[THE TASK]:
Your copy of the material below should match it exactly, except that it holds no pictures.

[SUPPLIED INFORMATION]:
▬▬▬
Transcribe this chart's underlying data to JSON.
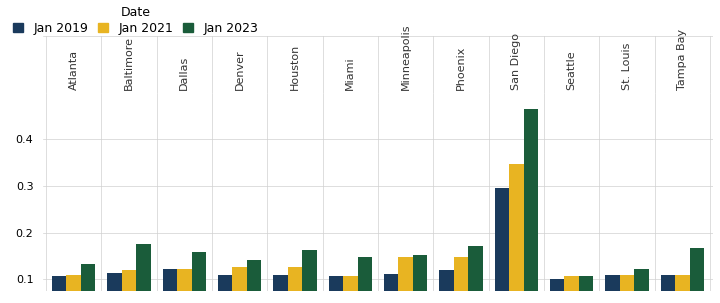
{
  "cities": [
    "Atlanta",
    "Baltimore",
    "Dallas",
    "Denver",
    "Houston",
    "Miami",
    "Minneapolis",
    "Phoenix",
    "San Diego",
    "Seattle",
    "St. Louis",
    "Tampa Bay"
  ],
  "jan2019": [
    0.107,
    0.113,
    0.121,
    0.109,
    0.11,
    0.108,
    0.112,
    0.119,
    0.296,
    0.1,
    0.11,
    0.11
  ],
  "jan2021": [
    0.11,
    0.12,
    0.122,
    0.127,
    0.127,
    0.108,
    0.147,
    0.148,
    0.348,
    0.107,
    0.11,
    0.11
  ],
  "jan2023": [
    0.132,
    0.175,
    0.158,
    0.141,
    0.162,
    0.147,
    0.152,
    0.172,
    0.465,
    0.108,
    0.121,
    0.167
  ],
  "color_2019": "#1a3a5c",
  "color_2021": "#e8b422",
  "color_2023": "#1a5c3a",
  "legend_labels": [
    "Jan 2019",
    "Jan 2021",
    "Jan 2023"
  ],
  "legend_title": "Date",
  "ylim_min": 0.075,
  "ylim_max": 0.5,
  "yticks": [
    0.1,
    0.2,
    0.3,
    0.4
  ],
  "bar_width": 0.26
}
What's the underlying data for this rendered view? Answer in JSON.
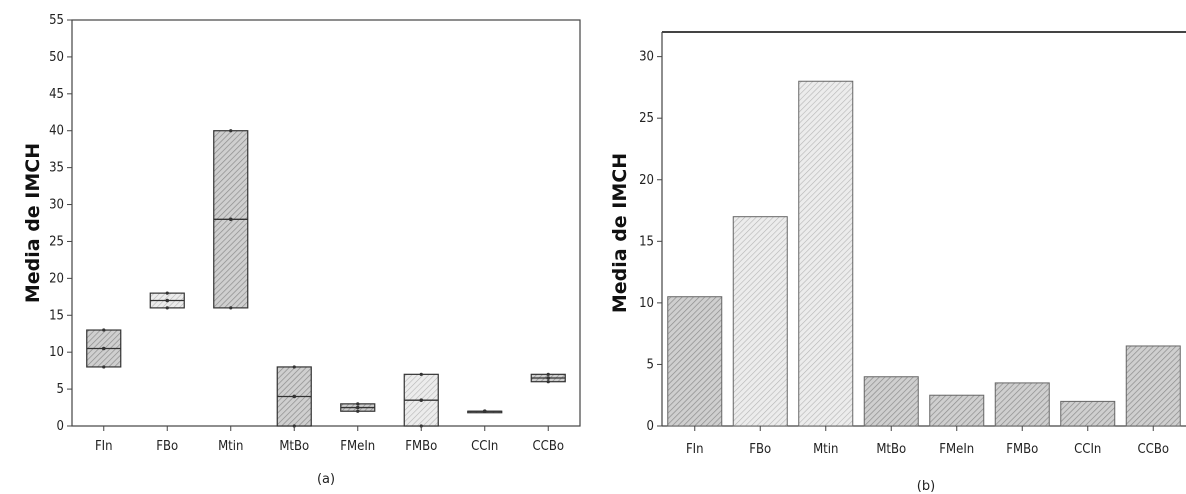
{
  "chart_data": [
    {
      "type": "boxplot",
      "caption": "(a)",
      "ylabel": "Media de IMCH",
      "ylim": [
        0,
        55
      ],
      "yticks": [
        0,
        5,
        10,
        15,
        20,
        25,
        30,
        35,
        40,
        45,
        50,
        55
      ],
      "categories": [
        "FIn",
        "FBo",
        "Mtin",
        "MtBo",
        "FMeIn",
        "FMBo",
        "CCIn",
        "CCBo"
      ],
      "boxes": [
        {
          "min": 8,
          "median": 10.5,
          "max": 13
        },
        {
          "min": 16,
          "median": 17,
          "max": 18
        },
        {
          "min": 16,
          "median": 28,
          "max": 40
        },
        {
          "min": 0,
          "median": 4,
          "max": 8
        },
        {
          "min": 2,
          "median": 2.5,
          "max": 3
        },
        {
          "min": 0,
          "median": 3.5,
          "max": 7
        },
        {
          "min": 2,
          "median": 2,
          "max": 2
        },
        {
          "min": 6,
          "median": 6.5,
          "max": 7
        }
      ]
    },
    {
      "type": "bar",
      "caption": "(b)",
      "ylabel": "Media de IMCH",
      "ylim": [
        0,
        32
      ],
      "yticks": [
        0,
        5,
        10,
        15,
        20,
        25,
        30
      ],
      "categories": [
        "FIn",
        "FBo",
        "Mtin",
        "MtBo",
        "FMeIn",
        "FMBo",
        "CCIn",
        "CCBo"
      ],
      "values": [
        10.5,
        17,
        28,
        4,
        2.5,
        3.5,
        2,
        6.5
      ]
    }
  ]
}
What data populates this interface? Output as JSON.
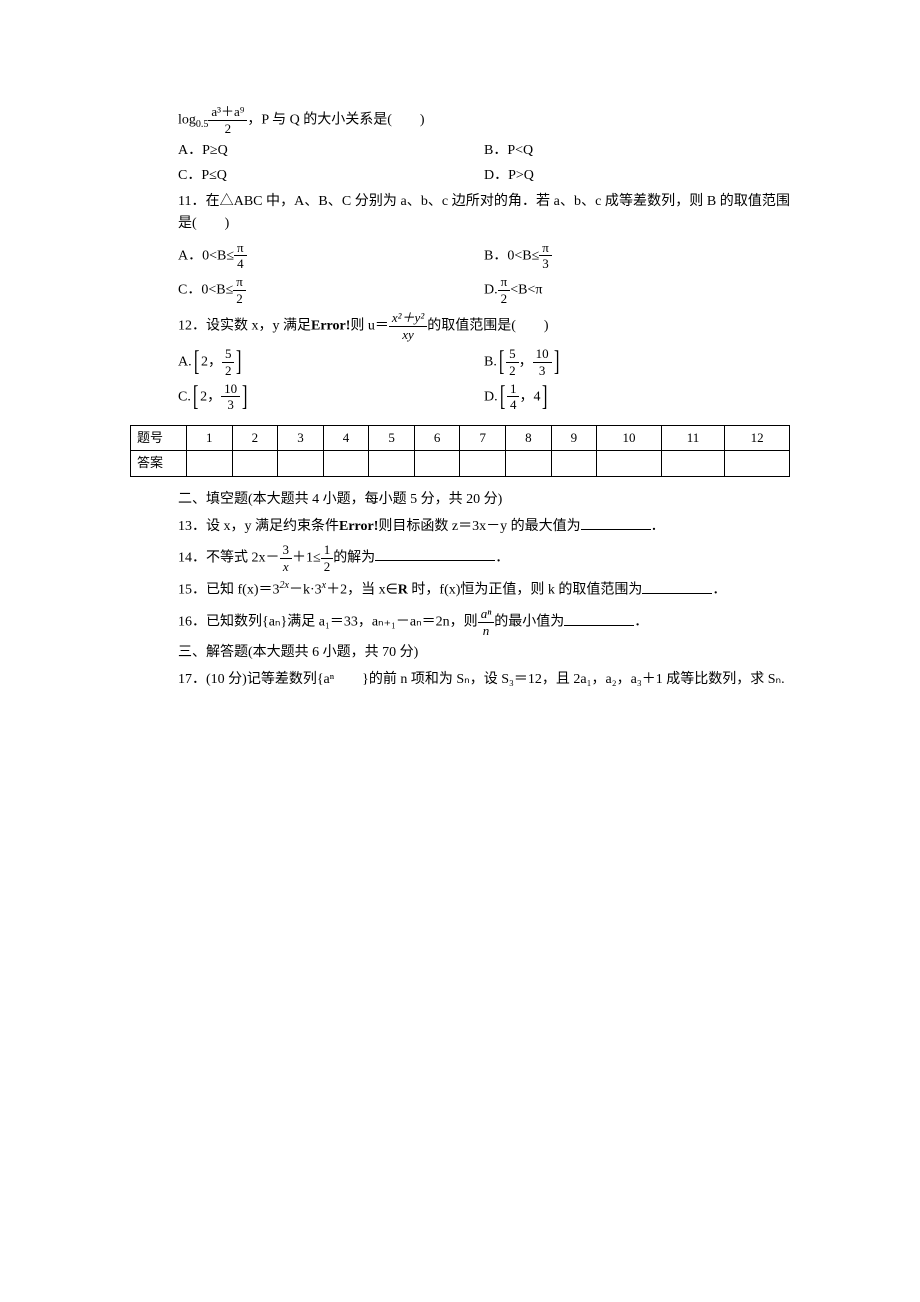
▬▬▬
[THE RESULT]:
Transcribe this chart's underlying data to JSON.
{
  "cities": [
    "Atlanta",
    "Baltimore",
    "Dallas",
    "Denver",
    "Houston",
    "Miami",
    "Minneapolis",
    "Phoenix",
    "San Diego",
    "Seattle",
    "St. Louis",
    "Tampa Bay"
  ],
  "jan2019": [
    0.107,
    0.113,
    0.121,
    0.109,
    0.11,
    0.108,
    0.112,
    0.119,
    0.296,
    0.1,
    0.11,
    0.11
  ],
  "jan2021": [
    0.11,
    0.12,
    0.122,
    0.127,
    0.127,
    0.108,
    0.147,
    0.148,
    0.348,
    0.107,
    0.11,
    0.11
  ],
  "jan2023": [
    0.132,
    0.175,
    0.158,
    0.141,
    0.162,
    0.147,
    0.152,
    0.172,
    0.465,
    0.108,
    0.121,
    0.167
  ],
  "color_2019": "#1a3a5c",
  "color_2021": "#e8b422",
  "color_2023": "#1a5c3a",
  "legend_labels": [
    "Jan 2019",
    "Jan 2021",
    "Jan 2023"
  ],
  "legend_title": "Date",
  "ylim_min": 0.075,
  "ylim_max": 0.5,
  "yticks": [
    0.1,
    0.2,
    0.3,
    0.4
  ],
  "bar_width": 0.26
}
What's the underlying data for this rendered view? Answer in JSON.
{
  "chart_data": [
    {
      "type": "boxplot",
      "caption": "(a)",
      "ylabel": "Media de IMCH",
      "ylim": [
        0,
        55
      ],
      "yticks": [
        0,
        5,
        10,
        15,
        20,
        25,
        30,
        35,
        40,
        45,
        50,
        55
      ],
      "categories": [
        "FIn",
        "FBo",
        "Mtin",
        "MtBo",
        "FMeIn",
        "FMBo",
        "CCIn",
        "CCBo"
      ],
      "boxes": [
        {
          "min": 8,
          "median": 10.5,
          "max": 13
        },
        {
          "min": 16,
          "median": 17,
          "max": 18
        },
        {
          "min": 16,
          "median": 28,
          "max": 40
        },
        {
          "min": 0,
          "median": 4,
          "max": 8
        },
        {
          "min": 2,
          "median": 2.5,
          "max": 3
        },
        {
          "min": 0,
          "median": 3.5,
          "max": 7
        },
        {
          "min": 2,
          "median": 2,
          "max": 2
        },
        {
          "min": 6,
          "median": 6.5,
          "max": 7
        }
      ]
    },
    {
      "type": "bar",
      "caption": "(b)",
      "ylabel": "Media de IMCH",
      "ylim": [
        0,
        32
      ],
      "yticks": [
        0,
        5,
        10,
        15,
        20,
        25,
        30
      ],
      "categories": [
        "FIn",
        "FBo",
        "Mtin",
        "MtBo",
        "FMeIn",
        "FMBo",
        "CCIn",
        "CCBo"
      ],
      "values": [
        10.5,
        17,
        28,
        4,
        2.5,
        3.5,
        2,
        6.5
      ]
    }
  ]
}
What data populates this interface? Output as JSON.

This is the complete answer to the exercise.